EXERCISE INSTRUCTIONS:
Make an exact copy of all the entries, with the pictures left out.

(Excerpts from a figure dataset)
►

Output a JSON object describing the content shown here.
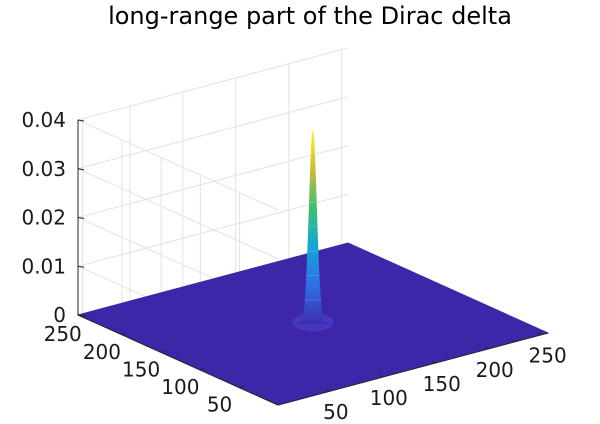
{
  "chart_data": {
    "type": "surface",
    "title": "long-range part of the Dirac delta",
    "xlabel": "",
    "ylabel": "",
    "zlabel": "",
    "x_range": [
      1,
      256
    ],
    "y_range": [
      1,
      256
    ],
    "zlim": [
      0,
      0.04
    ],
    "x_ticks": [
      "50",
      "100",
      "150",
      "200",
      "250"
    ],
    "y_ticks": [
      "50",
      "100",
      "150",
      "200",
      "250"
    ],
    "z_ticks": [
      "0",
      "0.01",
      "0.02",
      "0.03",
      "0.04"
    ],
    "peak": {
      "x": 128,
      "y": 128,
      "z": 0.04
    },
    "base_value": 0,
    "grid": true,
    "colormap": "parula",
    "colors": {
      "floor": "#3d26a8",
      "peak_low": "#3e2cb0",
      "peak_high": "#f9fb0e",
      "grid": "#e3e3e3",
      "axis": "#262626"
    }
  }
}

◄

ANSWER TO THIS PROBLEM:
Output a JSON object describing the content shown here.
{
  "chart_data": {
    "type": "surface",
    "title": "long-range part of the Dirac delta",
    "xlabel": "",
    "ylabel": "",
    "zlabel": "",
    "x_range": [
      1,
      256
    ],
    "y_range": [
      1,
      256
    ],
    "zlim": [
      0,
      0.04
    ],
    "x_ticks": [
      "50",
      "100",
      "150",
      "200",
      "250"
    ],
    "y_ticks": [
      "50",
      "100",
      "150",
      "200",
      "250"
    ],
    "z_ticks": [
      "0",
      "0.01",
      "0.02",
      "0.03",
      "0.04"
    ],
    "peak": {
      "x": 128,
      "y": 128,
      "z": 0.04
    },
    "base_value": 0,
    "grid": true,
    "colormap": "parula",
    "colors": {
      "floor": "#3d26a8",
      "peak_low": "#3e2cb0",
      "peak_high": "#f9fb0e",
      "grid": "#e3e3e3",
      "axis": "#262626"
    }
  }
}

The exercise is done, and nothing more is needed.